• PASSAGE:
## Start

Friday, November 8, 2013

Seg #33 Tunnel Hill State Trail Illinosis Continued


Seg #10/33 Cont’d Tunnel Hill Trl Muddy-Karnak,Il: N Half 10/26/12; S half 10/28-29/2013

End
Karnak, IL
N37.29581 W88.708763
N-S miles 34.2
Start
Muddy, IL
N 37.78705 W88.500538
Trl lgth48.7mi Ride56.2mi

Ride hr 5:19
AVS 9.8
MXS  mph 14
DST 56.2
T 46-55
Kcal 4100





Linda (L) Connie's super friend they were
the first Med Tech graduates  of U of Iowa
Last year at this same time (late October), I ran out of ATP aka as physologic energy and wasn’t able to complete the Tunnel Hill Trail from Stonefort to Karnak. So this year, like last year, after dropping Connie off at her friend Linda’s house in Petersburg, Illinois, I headed south for an additional two hundred forty miles, to ride the southern half of one the nicer trails in the Midwest---the Tunnel Hill Trail. This trail is nearly in Kentucky so getting to tunnel adds quite a few miles on the car. I am guessing this season I have driven somewhere around eight thousand miles to ride trails in Minnesota, Wisconsin, Missouri, Nebraska, Illinois, Arkansas, and Kansas.
Since it was such a jaunt to get to the Tunnel Hill Trail, I decided I would start riding at the tunnel itself while the weather was clear and it was getting late in the afternoon. In addition, rain was forecast for the second riding day so pictures on the trail were best taken the first day. There is a little town named Tunnel Hill, IL with a nice trail head near the tunnel. This is where I first began my Tunnel Hill Trail travels for 2013. Trail literature and guide books advise bike riders to tote a flashlight when going through the tunnel. Although I had a headlight, it was not needed since the tunnel was only 543 feet long. I did however follow the advice of not peddling through the tunnel. One can become disorientated with the tunnel walls whizzing past and end-up in a skinned-up heap. At times I have become a little dizzy riding past trestle fencing on a long bridge but nothing as treacherous as driving at night through a construction site lined with reflectorized safety barrels. The strobe-effect of safety barrels causes me big time wooziness, especially with a huge truck aiming bright lights at my tail feathers.  
 
Maze brothers Chris(L) Geoff(R) before entering
the Silver Comet Trail tunnel  4_1_12.

## End

Stored items:
## Start

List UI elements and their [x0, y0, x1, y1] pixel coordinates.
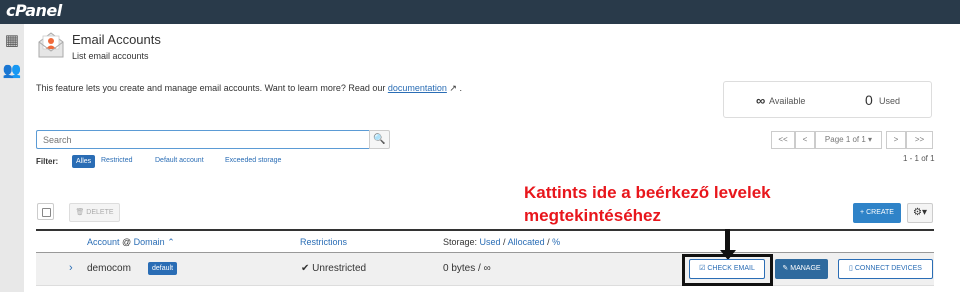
email-icon — [38, 32, 64, 58]
restrictions-column-header[interactable]: Restrictions — [300, 237, 347, 247]
annotation-text: Kattints ide a beérkező levelek megtekin… — [524, 181, 854, 227]
documentation-link[interactable]: documentation — [388, 83, 447, 93]
manage-button[interactable]: ✎ MANAGE — [775, 259, 828, 279]
annotation-line-2: megtekintéséhez — [524, 206, 661, 225]
top-bar: cPanel — [0, 0, 960, 24]
storage-value: 0 bytes / ∞ — [443, 263, 491, 274]
check-email-button[interactable]: ☑ CHECK EMAIL — [689, 259, 765, 279]
account-domain-header[interactable]: Account @ Domain ⌃ — [87, 237, 175, 248]
storage-sep-1: / — [500, 237, 508, 247]
at-separator: @ — [119, 237, 134, 247]
used-count: 0 — [865, 92, 873, 108]
page-title: Email Accounts — [72, 32, 161, 47]
infinity-icon: ∞ — [756, 93, 766, 108]
filter-label: Filter: — [36, 157, 59, 166]
filter-all[interactable]: Alles — [72, 155, 96, 168]
filter-restricted[interactable]: Restricted — [101, 157, 133, 164]
delete-button[interactable]: 🗑 DELETE — [69, 203, 120, 222]
settings-gear-button[interactable]: ⚙▾ — [907, 203, 933, 223]
prev-page-button[interactable]: < — [795, 131, 815, 149]
expand-row-icon[interactable]: › — [69, 262, 73, 274]
restriction-status: ✔ Unrestricted — [301, 263, 367, 274]
next-page-button[interactable]: > — [886, 131, 906, 149]
main-content: Email Accounts List email accounts This … — [24, 24, 960, 292]
storage-column-header: Storage: Used / Allocated / % — [443, 237, 560, 247]
page-subtitle: List email accounts — [72, 51, 149, 61]
sidebar: ▦ 👥 — [0, 24, 24, 292]
sort-percent[interactable]: % — [552, 237, 560, 247]
stats-panel: ∞ Available 0 Used — [723, 81, 932, 118]
storage-prefix: Storage: — [443, 237, 480, 247]
search-input[interactable] — [36, 130, 377, 149]
users-icon[interactable]: 👥 — [2, 61, 22, 81]
default-badge: default — [148, 262, 178, 275]
first-page-button[interactable]: << — [771, 131, 795, 149]
sort-allocated[interactable]: Allocated — [508, 237, 545, 247]
search-icon: 🔍 — [373, 134, 386, 145]
result-count: 1 - 1 of 1 — [903, 154, 935, 163]
grid-icon[interactable]: ▦ — [2, 31, 22, 51]
account-column-header[interactable]: Account — [87, 237, 120, 247]
connect-devices-button[interactable]: ▯ CONNECT DEVICES — [838, 259, 933, 279]
used-label: Used — [879, 96, 901, 106]
select-all-checkbox[interactable] — [37, 203, 54, 220]
last-page-button[interactable]: >> — [906, 131, 933, 149]
sort-up-icon: ⌃ — [164, 237, 175, 247]
account-name: democom — [87, 263, 131, 274]
table-header: Account @ Domain ⌃ Restrictions Storage:… — [36, 229, 934, 253]
available-label: Available — [769, 96, 806, 106]
domain-column-header[interactable]: Domain — [134, 237, 165, 247]
external-link-icon: ↗ . — [446, 83, 462, 93]
storage-sep-2: / — [544, 237, 553, 247]
intro-text: This feature lets you create and manage … — [36, 83, 462, 94]
filter-exceeded-storage[interactable]: Exceeded storage — [225, 157, 281, 164]
sort-used[interactable]: Used — [480, 237, 501, 247]
intro-sentence: This feature lets you create and manage … — [36, 83, 388, 93]
create-button[interactable]: + CREATE — [853, 203, 901, 223]
search-button[interactable]: 🔍 — [369, 130, 390, 149]
annotation-line-1: Kattints ide a beérkező levelek — [524, 183, 771, 202]
filter-default-account[interactable]: Default account — [155, 157, 204, 164]
cpanel-logo[interactable]: cPanel — [6, 1, 62, 20]
page-select[interactable]: Page 1 of 1 ▾ — [815, 131, 882, 149]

## End

• TASK GOAL:
Quote the Tunnel Hill Trail post verbatim, beginning at the words "Ride hr 5:19" and stopping after "Arkansas, and Kansas.". None of the rows are required for this work.

• EXERCISE RESULT:
Ride hr 5:19
AVS 9.8
MXS  mph 14
DST 56.2
T 46-55
Kcal 4100





Linda (L) Connie's super friend they were
the first Med Tech graduates  of U of Iowa
Last year at this same time (late October), I ran out of ATP aka as physologic energy and wasn’t able to complete the Tunnel Hill Trail from Stonefort to Karnak. So this year, like last year, after dropping Connie off at her friend Linda’s house in Petersburg, Illinois, I headed south for an additional two hundred forty miles, to ride the southern half of one the nicer trails in the Midwest---the Tunnel Hill Trail. This trail is nearly in Kentucky so getting to tunnel adds quite a few miles on the car. I am guessing this season I have driven somewhere around eight thousand miles to ride trails in Minnesota, Wisconsin, Missouri, Nebraska, Illinois, Arkansas, and Kansas.